Rosenberg and Kindlon’s script will make you angry, elated, saddened, and comforted as though the work itself was a character in your life. The way they’ve sculpted this work (in conjunction with the art, of course) into something that can be interacted with has been nothing short of a joy. The soundtracks, Dylan Todd’s pitch-perfect design package, the frenetic energy at which your brain spins its internal barrel in a game of emotional roulette; it all adds up to a thoroughly satisfying exhaustive experience of a read. A roll down door to a room that shouldn’t be entered this issue is emblazoned with Dante Alighieri’s famous “Abandon all hope, ye who enter here” warning and in some ways Duncan proves this to be all too true and by the end he defies it. That’s the type of roller coaster we’re riding this issue and it is worth every second to ride it over and over again.
This issue certainly brings the pain in the form of action, but the lacerations, bruises, and bullet holes are hardly what packs the heartiest punch here. Rosenberg and Kindlon bring the issue and the series home by not bringing it home because, well, you know. It’s about growth and about acknowledging that said growth doesn’t equate to roses and happy endings because that’s not how the world works. If it feels incomplete, that’s because that’s how life tends to work out. Duncan and Maddie aren’t two-dimensional travelers on the character arc game board; they’re complex and constantly redefining themselves because again, aren’t we all? They fight and fail and triumph and love and fuck up and learn and survive and fuck up again. What started out as the awkward outsider and the hot popular girl in a fucked-up, but familiar high school setting grew into something far richer without losing the inherent truth of that metaphor of searching for one’s identity.

[Stored dataset items]

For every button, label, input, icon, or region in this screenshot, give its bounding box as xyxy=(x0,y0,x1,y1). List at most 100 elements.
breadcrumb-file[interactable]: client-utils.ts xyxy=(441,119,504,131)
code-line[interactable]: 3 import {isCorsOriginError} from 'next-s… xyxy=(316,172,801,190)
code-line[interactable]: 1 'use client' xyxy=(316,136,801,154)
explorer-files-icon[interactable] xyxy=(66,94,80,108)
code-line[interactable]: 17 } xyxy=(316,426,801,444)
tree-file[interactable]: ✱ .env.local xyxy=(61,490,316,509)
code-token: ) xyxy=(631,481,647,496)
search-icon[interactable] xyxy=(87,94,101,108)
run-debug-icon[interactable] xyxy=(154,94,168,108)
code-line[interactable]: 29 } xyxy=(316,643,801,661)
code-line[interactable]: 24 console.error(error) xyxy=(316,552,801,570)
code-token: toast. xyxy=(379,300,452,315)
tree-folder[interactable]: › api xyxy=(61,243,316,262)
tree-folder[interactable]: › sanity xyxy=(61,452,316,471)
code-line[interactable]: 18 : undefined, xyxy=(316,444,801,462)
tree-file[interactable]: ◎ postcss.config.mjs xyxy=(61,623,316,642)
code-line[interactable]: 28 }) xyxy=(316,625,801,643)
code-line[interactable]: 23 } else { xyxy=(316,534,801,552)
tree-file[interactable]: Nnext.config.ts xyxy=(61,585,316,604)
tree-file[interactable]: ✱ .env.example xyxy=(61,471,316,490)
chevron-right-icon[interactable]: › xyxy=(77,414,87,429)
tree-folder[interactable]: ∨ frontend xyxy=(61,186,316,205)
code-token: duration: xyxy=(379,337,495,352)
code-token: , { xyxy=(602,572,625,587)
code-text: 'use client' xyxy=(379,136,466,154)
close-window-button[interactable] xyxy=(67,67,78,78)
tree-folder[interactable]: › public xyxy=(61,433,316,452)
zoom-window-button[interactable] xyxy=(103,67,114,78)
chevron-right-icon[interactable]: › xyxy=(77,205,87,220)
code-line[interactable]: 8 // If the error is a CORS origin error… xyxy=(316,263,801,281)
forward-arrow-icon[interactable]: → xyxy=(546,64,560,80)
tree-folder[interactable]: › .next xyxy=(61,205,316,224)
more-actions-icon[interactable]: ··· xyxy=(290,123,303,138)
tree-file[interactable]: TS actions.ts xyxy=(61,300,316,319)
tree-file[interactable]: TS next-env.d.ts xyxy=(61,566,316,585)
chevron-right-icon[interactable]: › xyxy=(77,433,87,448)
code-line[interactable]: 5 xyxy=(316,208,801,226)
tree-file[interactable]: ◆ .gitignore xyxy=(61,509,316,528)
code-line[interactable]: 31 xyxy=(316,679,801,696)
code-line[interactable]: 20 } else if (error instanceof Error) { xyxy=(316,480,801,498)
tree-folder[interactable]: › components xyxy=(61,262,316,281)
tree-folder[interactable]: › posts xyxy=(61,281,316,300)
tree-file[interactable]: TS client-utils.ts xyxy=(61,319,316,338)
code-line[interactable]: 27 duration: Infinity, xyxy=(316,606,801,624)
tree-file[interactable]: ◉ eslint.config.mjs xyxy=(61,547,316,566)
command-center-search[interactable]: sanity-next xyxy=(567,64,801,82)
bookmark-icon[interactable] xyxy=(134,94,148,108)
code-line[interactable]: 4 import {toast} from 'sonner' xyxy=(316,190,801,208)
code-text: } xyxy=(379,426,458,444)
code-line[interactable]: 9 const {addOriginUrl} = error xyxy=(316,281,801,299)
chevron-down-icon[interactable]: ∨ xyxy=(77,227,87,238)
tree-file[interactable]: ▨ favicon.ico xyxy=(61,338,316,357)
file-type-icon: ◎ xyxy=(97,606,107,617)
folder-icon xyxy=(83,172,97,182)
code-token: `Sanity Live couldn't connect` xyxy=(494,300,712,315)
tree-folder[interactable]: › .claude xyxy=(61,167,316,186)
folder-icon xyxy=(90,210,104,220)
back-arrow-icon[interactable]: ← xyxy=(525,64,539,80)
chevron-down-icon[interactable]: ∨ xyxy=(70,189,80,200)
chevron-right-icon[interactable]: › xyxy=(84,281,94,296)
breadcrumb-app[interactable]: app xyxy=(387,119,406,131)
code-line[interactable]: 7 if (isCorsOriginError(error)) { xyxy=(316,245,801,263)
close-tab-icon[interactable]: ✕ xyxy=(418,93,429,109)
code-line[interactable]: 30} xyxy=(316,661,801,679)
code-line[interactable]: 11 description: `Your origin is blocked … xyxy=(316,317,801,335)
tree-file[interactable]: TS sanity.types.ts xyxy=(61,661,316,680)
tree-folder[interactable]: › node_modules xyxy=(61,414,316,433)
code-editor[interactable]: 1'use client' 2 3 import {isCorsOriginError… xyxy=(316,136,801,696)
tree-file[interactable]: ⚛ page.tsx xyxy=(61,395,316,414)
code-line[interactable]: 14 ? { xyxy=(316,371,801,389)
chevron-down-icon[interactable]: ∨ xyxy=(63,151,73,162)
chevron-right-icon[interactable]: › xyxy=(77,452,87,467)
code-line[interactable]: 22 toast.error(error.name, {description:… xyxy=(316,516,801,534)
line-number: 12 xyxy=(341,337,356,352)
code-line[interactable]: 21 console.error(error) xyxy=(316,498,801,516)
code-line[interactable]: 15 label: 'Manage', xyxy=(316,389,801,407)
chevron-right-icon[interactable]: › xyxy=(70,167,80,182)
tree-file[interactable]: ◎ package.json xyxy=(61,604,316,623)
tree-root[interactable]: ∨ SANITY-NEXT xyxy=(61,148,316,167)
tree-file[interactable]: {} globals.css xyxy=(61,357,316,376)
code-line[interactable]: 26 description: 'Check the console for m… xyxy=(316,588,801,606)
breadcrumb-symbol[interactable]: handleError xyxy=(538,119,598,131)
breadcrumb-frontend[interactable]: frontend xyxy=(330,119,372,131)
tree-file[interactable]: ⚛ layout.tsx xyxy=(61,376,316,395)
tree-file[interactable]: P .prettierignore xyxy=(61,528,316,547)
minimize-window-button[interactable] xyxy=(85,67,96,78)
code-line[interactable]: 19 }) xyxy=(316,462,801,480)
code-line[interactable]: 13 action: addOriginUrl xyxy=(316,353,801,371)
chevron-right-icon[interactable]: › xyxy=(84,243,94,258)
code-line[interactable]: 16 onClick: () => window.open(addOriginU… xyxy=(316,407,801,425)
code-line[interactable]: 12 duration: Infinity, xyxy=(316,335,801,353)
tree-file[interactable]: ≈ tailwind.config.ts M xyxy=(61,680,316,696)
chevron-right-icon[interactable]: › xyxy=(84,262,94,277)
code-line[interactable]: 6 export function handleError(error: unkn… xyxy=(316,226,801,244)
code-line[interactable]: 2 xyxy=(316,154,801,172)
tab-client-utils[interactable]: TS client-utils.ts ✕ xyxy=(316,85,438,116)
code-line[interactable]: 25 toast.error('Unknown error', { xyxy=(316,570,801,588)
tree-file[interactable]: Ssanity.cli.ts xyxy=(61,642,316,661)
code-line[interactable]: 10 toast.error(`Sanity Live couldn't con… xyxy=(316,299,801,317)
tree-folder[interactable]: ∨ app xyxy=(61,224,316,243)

[TASK REQUIREMENTS]
- a) According to the comic review, which emotions will Rosenberg and Kindlon's script make you feel?
- b) How does the comic review explain why the issue might feel incomplete, and why growth doesn't lead to roses and happy endings?

[THE REPLIES]
- a)
- Angry
- Elated
- Saddened
- Comforted

- b) The review says the issue may feel incomplete because that's how life tends to work out. It says growth doesn't equate to roses and happy endings because that's not how the world works.